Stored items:

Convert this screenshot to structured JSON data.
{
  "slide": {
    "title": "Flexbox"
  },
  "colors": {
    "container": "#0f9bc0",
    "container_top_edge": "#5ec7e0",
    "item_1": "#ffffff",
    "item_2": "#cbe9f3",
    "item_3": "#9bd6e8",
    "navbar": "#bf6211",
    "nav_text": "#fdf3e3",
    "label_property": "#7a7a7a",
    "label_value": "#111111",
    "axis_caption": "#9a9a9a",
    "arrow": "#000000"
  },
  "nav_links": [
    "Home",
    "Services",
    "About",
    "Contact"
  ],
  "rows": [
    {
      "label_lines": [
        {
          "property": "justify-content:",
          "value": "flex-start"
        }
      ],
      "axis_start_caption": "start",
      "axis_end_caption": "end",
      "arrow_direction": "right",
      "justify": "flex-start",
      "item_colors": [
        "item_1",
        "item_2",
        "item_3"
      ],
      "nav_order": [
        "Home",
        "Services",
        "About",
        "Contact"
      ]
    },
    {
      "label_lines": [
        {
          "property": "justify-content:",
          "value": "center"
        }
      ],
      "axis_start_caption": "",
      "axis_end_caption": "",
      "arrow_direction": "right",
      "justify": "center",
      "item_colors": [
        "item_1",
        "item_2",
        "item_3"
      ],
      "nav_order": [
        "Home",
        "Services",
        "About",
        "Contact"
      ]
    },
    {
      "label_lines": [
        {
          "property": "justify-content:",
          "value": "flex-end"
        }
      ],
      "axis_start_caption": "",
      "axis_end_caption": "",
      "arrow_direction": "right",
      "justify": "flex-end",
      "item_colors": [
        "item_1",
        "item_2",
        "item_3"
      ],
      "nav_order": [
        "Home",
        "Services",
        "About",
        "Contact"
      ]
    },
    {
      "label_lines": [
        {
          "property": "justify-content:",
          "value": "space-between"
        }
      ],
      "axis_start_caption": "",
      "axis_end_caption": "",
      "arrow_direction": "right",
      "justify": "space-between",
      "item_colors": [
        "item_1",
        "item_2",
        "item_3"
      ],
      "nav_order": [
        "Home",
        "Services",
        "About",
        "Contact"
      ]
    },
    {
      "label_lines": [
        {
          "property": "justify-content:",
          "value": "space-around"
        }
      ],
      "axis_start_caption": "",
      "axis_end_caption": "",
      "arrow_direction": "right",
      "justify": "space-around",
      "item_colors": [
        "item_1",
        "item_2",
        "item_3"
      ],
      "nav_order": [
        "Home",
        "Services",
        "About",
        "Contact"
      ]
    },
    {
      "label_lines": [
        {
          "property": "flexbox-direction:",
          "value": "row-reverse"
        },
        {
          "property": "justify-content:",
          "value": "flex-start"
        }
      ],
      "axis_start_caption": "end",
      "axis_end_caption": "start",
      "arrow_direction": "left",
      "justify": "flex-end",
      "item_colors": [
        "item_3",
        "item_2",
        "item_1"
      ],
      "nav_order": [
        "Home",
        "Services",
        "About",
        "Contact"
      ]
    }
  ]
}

EXERCISE OBJECTIVE
Retype the listing. Match it exactly.

SOLUTION FOR THIS PROBLEM
Convert this screenshot to structured JSON data.
{
  "slide": {
    "title": "Flexbox"
  },
  "colors": {
    "container": "#0f9bc0",
    "container_top_edge": "#5ec7e0",
    "item_1": "#ffffff",
    "item_2": "#cbe9f3",
    "item_3": "#9bd6e8",
    "navbar": "#bf6211",
    "nav_text": "#fdf3e3",
    "label_property": "#7a7a7a",
    "label_value": "#111111",
    "axis_caption": "#9a9a9a",
    "arrow": "#000000"
  },
  "nav_links": [
    "Home",
    "Services",
    "About",
    "Contact"
  ],
  "rows": [
    {
      "label_lines": [
        {
          "property": "justify-content:",
          "value": "flex-start"
        }
      ],
      "axis_start_caption": "start",
      "axis_end_caption": "end",
      "arrow_direction": "right",
      "justify": "flex-start",
      "item_colors": [
        "item_1",
        "item_2",
        "item_3"
      ],
      "nav_order": [
        "Home",
        "Services",
        "About",
        "Contact"
      ]
    },
    {
      "label_lines": [
        {
          "property": "justify-content:",
          "value": "center"
        }
      ],
      "axis_start_caption": "",
      "axis_end_caption": "",
      "arrow_direction": "right",
      "justify": "center",
      "item_colors": [
        "item_1",
        "item_2",
        "item_3"
      ],
      "nav_order": [
        "Home",
        "Services",
        "About",
        "Contact"
      ]
    },
    {
      "label_lines": [
        {
          "property": "justify-content:",
          "value": "flex-end"
        }
      ],
      "axis_start_caption": "",
      "axis_end_caption": "",
      "arrow_direction": "right",
      "justify": "flex-end",
      "item_colors": [
        "item_1",
        "item_2",
        "item_3"
      ],
      "nav_order": [
        "Home",
        "Services",
        "About",
        "Contact"
      ]
    },
    {
      "label_lines": [
        {
          "property": "justify-content:",
          "value": "space-between"
        }
      ],
      "axis_start_caption": "",
      "axis_end_caption": "",
      "arrow_direction": "right",
      "justify": "space-between",
      "item_colors": [
        "item_1",
        "item_2",
        "item_3"
      ],
      "nav_order": [
        "Home",
        "Services",
        "About",
        "Contact"
      ]
    },
    {
      "label_lines": [
        {
          "property": "justify-content:",
          "value": "space-around"
        }
      ],
      "axis_start_caption": "",
      "axis_end_caption": "",
      "arrow_direction": "right",
      "justify": "space-around",
      "item_colors": [
        "item_1",
        "item_2",
        "item_3"
      ],
      "nav_order": [
        "Home",
        "Services",
        "About",
        "Contact"
      ]
    },
    {
      "label_lines": [
        {
          "property": "flexbox-direction:",
          "value": "row-reverse"
        },
        {
          "property": "justify-content:",
          "value": "flex-start"
        }
      ],
      "axis_start_caption": "end",
      "axis_end_caption": "start",
      "arrow_direction": "left",
      "justify": "flex-end",
      "item_colors": [
        "item_3",
        "item_2",
        "item_1"
      ],
      "nav_order": [
        "Home",
        "Services",
        "About",
        "Contact"
      ]
    }
  ]
}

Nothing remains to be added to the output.